- **EXERCISE TASK**
Each line containing the word "Министерства" should be found and copied.

— BEGIN —

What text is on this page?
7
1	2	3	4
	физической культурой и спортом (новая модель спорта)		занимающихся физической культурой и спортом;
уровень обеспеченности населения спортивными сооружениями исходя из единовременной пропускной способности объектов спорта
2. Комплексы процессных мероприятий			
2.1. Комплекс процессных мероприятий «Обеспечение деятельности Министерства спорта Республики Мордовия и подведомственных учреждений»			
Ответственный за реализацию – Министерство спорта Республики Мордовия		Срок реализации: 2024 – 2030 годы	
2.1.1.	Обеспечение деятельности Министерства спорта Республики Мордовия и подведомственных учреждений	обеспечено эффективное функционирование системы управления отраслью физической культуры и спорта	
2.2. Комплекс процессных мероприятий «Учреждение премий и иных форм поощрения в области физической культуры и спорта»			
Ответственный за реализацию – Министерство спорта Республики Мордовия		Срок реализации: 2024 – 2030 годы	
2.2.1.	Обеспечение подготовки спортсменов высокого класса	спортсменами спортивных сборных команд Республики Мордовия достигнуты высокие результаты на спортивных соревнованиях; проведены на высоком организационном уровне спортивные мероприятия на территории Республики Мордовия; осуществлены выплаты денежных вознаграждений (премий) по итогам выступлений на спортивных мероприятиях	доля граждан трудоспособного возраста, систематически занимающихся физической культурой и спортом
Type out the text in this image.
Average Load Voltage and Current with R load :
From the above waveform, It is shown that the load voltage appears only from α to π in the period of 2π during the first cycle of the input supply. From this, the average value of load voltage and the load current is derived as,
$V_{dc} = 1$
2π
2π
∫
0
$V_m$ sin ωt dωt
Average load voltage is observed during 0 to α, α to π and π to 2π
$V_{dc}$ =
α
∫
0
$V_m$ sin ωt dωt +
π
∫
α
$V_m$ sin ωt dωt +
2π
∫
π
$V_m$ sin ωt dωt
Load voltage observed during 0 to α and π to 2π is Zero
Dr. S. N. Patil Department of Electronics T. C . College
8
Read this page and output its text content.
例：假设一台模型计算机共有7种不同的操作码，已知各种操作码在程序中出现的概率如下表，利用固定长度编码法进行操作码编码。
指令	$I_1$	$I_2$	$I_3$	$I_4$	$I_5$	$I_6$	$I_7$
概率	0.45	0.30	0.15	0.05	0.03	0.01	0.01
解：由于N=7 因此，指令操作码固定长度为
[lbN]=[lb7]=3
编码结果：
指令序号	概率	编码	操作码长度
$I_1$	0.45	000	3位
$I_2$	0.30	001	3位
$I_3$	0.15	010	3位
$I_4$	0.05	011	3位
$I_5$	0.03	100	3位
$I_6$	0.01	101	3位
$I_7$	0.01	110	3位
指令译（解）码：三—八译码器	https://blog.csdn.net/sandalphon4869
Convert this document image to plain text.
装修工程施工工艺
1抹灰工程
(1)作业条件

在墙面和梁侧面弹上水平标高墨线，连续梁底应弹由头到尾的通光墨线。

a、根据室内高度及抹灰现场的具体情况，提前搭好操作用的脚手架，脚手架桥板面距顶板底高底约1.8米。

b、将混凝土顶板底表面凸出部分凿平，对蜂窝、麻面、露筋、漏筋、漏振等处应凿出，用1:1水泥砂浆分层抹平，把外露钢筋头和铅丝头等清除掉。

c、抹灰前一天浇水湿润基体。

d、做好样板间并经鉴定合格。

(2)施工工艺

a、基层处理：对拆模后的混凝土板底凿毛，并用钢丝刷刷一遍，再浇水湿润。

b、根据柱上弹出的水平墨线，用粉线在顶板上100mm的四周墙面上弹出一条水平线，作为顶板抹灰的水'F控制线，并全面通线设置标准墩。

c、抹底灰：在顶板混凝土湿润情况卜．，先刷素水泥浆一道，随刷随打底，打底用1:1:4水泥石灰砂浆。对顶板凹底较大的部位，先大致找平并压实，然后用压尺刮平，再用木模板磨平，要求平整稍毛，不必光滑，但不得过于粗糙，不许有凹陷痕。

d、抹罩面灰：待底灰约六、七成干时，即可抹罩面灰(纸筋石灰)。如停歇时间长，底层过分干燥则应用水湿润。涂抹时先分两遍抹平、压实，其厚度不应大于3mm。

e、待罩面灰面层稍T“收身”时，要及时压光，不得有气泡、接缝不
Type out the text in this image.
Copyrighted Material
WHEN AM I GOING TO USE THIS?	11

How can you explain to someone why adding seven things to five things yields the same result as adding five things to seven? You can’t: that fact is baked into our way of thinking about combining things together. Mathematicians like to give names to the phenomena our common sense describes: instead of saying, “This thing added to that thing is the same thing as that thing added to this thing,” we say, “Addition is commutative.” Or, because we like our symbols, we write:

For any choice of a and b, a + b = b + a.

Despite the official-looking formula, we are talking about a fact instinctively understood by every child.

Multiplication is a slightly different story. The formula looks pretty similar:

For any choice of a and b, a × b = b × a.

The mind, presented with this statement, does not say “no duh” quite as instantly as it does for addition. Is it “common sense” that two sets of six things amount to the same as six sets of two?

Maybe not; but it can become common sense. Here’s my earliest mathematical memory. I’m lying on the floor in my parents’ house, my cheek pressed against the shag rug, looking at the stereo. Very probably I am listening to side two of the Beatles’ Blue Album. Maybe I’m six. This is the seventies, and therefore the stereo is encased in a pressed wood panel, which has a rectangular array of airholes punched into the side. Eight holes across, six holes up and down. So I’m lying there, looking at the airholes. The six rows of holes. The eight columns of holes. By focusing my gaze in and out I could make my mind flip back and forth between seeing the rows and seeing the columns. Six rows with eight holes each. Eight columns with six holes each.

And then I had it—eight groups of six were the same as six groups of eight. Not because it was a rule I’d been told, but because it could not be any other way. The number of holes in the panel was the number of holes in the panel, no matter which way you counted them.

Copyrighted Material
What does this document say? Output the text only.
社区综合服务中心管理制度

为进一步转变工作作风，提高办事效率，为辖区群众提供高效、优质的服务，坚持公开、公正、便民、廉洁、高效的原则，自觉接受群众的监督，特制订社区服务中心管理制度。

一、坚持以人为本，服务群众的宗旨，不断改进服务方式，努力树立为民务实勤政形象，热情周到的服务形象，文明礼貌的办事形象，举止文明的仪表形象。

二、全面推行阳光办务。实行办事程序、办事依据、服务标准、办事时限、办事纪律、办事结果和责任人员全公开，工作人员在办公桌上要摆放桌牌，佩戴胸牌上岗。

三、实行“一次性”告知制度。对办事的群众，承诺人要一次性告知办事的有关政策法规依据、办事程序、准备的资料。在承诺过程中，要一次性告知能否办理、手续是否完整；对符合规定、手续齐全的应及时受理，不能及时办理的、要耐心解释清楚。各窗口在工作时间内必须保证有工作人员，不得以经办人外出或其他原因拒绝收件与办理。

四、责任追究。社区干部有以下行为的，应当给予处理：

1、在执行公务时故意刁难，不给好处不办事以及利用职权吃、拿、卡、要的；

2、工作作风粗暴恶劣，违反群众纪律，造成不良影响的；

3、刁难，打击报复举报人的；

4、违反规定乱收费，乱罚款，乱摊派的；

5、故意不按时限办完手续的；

— END —

- **EXERCISE SOLUTION**
2.1. Комплекс процессных мероприятий «Обеспечение деятельности Министерства спорта Республики Мордовия и подведомственных учреждений»			
2.1.1.	Обеспечение деятельности Министерства спорта Республики Мордовия и подведомственных учреждений	обеспечено эффективное функционирование системы управления отраслью физической культуры и спорта	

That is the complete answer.